To be done:
Read the material below and count the lines holding the string "gesamt". Give that count with nothing added.

Dataset listings of figures:
--------
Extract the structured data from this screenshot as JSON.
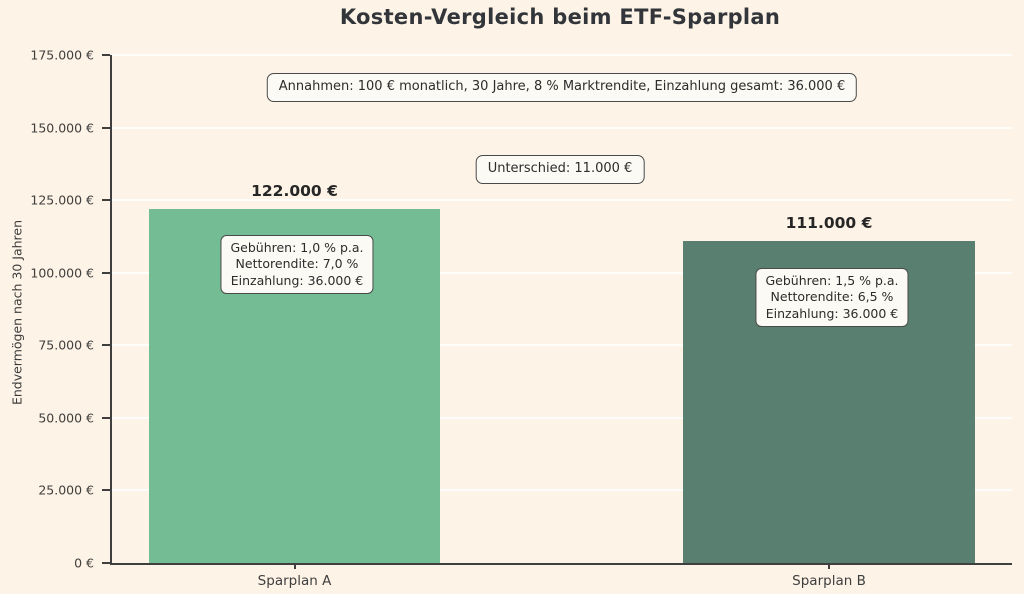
{
  "title": "Kosten-Vergleich beim ETF-Sparplan",
  "colors": {
    "background": "#fdf3e6",
    "bar_a": "#73bc94",
    "bar_b": "#597f70",
    "axis": "#3f3f3f",
    "gridline": "rgba(255,255,255,0.78)",
    "annotation_box_bg": "#fcfaf4",
    "annotation_box_border": "#4a4a4a"
  },
  "chart_data": {
    "type": "bar",
    "title": "Kosten-Vergleich beim ETF-Sparplan",
    "categories": [
      "Sparplan A",
      "Sparplan B"
    ],
    "values": [
      122000,
      111000
    ],
    "value_labels": [
      "122.000 €",
      "111.000 €"
    ],
    "bar_colors": [
      "#73bc94",
      "#597f70"
    ],
    "xlabel": "",
    "ylabel": "Endvermögen nach 30 Jahren",
    "ylim": [
      0,
      175000
    ],
    "ytick_step": 25000,
    "ytick_labels": [
      "0 €",
      "25.000 €",
      "50.000 €",
      "75.000 €",
      "100.000 €",
      "125.000 €",
      "150.000 €",
      "175.000 €"
    ],
    "grid": true,
    "legend": "none",
    "annotations": [
      {
        "id": "assumptions",
        "text": "Annahmen: 100 € monatlich, 30 Jahre, 8 % Marktrendite, Einzahlung gesamt: 36.000 €"
      },
      {
        "id": "difference",
        "text": "Unterschied: 11.000 €"
      },
      {
        "id": "bar_a_details",
        "lines": [
          "Gebühren: 1,0 % p.a.",
          "Nettorendite: 7,0 %",
          "Einzahlung: 36.000 €"
        ]
      },
      {
        "id": "bar_b_details",
        "lines": [
          "Gebühren: 1,5 % p.a.",
          "Nettorendite: 6,5 %",
          "Einzahlung: 36.000 €"
        ]
      }
    ]
  },
  "annotations": {
    "assumptions": "Annahmen: 100 € monatlich, 30 Jahre, 8 % Marktrendite, Einzahlung gesamt: 36.000 €",
    "difference": "Unterschied: 11.000 €",
    "bar_a_line1": "Gebühren: 1,0 % p.a.",
    "bar_a_line2": "Nettorendite: 7,0 %",
    "bar_a_line3": "Einzahlung: 36.000 €",
    "bar_b_line1": "Gebühren: 1,5 % p.a.",
    "bar_b_line2": "Nettorendite: 6,5 %",
    "bar_b_line3": "Einzahlung: 36.000 €"
  },
  "bars": {
    "a": {
      "label": "Sparplan A",
      "value_label": "122.000 €"
    },
    "b": {
      "label": "Sparplan B",
      "value_label": "111.000 €"
    }
  }
}
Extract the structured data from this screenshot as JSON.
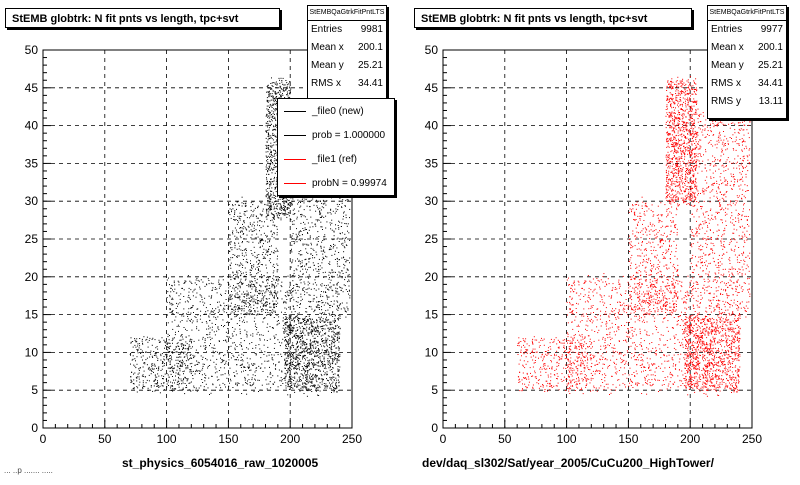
{
  "chart_data": [
    {
      "type": "scatter",
      "title": "StEMB globtrk: N fit pnts vs length, tpc+svt",
      "xlabel": "st_physics_6054016_raw_1020005",
      "xlim": [
        0,
        250
      ],
      "ylim": [
        0,
        50
      ],
      "x_ticks": [
        "0",
        "50",
        "100",
        "150",
        "200",
        "250"
      ],
      "y_ticks": [
        "0",
        "5",
        "10",
        "15",
        "20",
        "25",
        "30",
        "35",
        "40",
        "45",
        "50"
      ],
      "grid": true,
      "color": "#000000",
      "stats": {
        "name": "StEMBQaGtrkFitPntLTS",
        "rows": [
          {
            "label": "Entries",
            "value": "9981"
          },
          {
            "label": "Mean x",
            "value": "200.1"
          },
          {
            "label": "Mean y",
            "value": "25.21"
          },
          {
            "label": "RMS x",
            "value": "34.41"
          }
        ]
      },
      "legend": [
        {
          "label": "_file0 (new)",
          "color": "#000000"
        },
        {
          "label": "prob = 1.000000",
          "color": "#000000"
        },
        {
          "label": "_file1 (ref)",
          "color": "#ff0000"
        },
        {
          "label": "probN = 0.99974",
          "color": "#ff0000"
        }
      ],
      "density_regions": [
        {
          "x": [
            180,
            200
          ],
          "y": [
            28,
            46
          ],
          "weight": 0.18
        },
        {
          "x": [
            195,
            240
          ],
          "y": [
            5,
            15
          ],
          "weight": 0.22
        },
        {
          "x": [
            200,
            248
          ],
          "y": [
            15,
            40
          ],
          "weight": 0.2
        },
        {
          "x": [
            100,
            200
          ],
          "y": [
            5,
            20
          ],
          "weight": 0.2
        },
        {
          "x": [
            70,
            120
          ],
          "y": [
            5,
            12
          ],
          "weight": 0.08
        },
        {
          "x": [
            150,
            190
          ],
          "y": [
            15,
            30
          ],
          "weight": 0.12
        }
      ]
    },
    {
      "type": "scatter",
      "title": "StEMB globtrk: N fit pnts vs length, tpc+svt",
      "xlabel": "dev/daq_sl302/Sat/year_2005/CuCu200_HighTower/",
      "xlim": [
        0,
        250
      ],
      "ylim": [
        0,
        50
      ],
      "x_ticks": [
        "0",
        "50",
        "100",
        "150",
        "200",
        "250"
      ],
      "y_ticks": [
        "0",
        "5",
        "10",
        "15",
        "20",
        "25",
        "30",
        "35",
        "40",
        "45",
        "50"
      ],
      "grid": true,
      "color": "#ff0000",
      "stats": {
        "name": "StEMBQaGtrkFitPntLTS",
        "rows": [
          {
            "label": "Entries",
            "value": "9977"
          },
          {
            "label": "Mean x",
            "value": "200.1"
          },
          {
            "label": "Mean y",
            "value": "25.21"
          },
          {
            "label": "RMS x",
            "value": "34.41"
          },
          {
            "label": "RMS y",
            "value": "13.11"
          }
        ]
      },
      "density_regions": [
        {
          "x": [
            180,
            205
          ],
          "y": [
            30,
            46
          ],
          "weight": 0.2
        },
        {
          "x": [
            195,
            240
          ],
          "y": [
            5,
            15
          ],
          "weight": 0.22
        },
        {
          "x": [
            200,
            248
          ],
          "y": [
            15,
            42
          ],
          "weight": 0.2
        },
        {
          "x": [
            100,
            200
          ],
          "y": [
            5,
            20
          ],
          "weight": 0.2
        },
        {
          "x": [
            60,
            120
          ],
          "y": [
            5,
            12
          ],
          "weight": 0.08
        },
        {
          "x": [
            150,
            190
          ],
          "y": [
            15,
            30
          ],
          "weight": 0.1
        }
      ]
    }
  ],
  "footer_text": "... ..p ....... ....."
}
--------
Answer:
2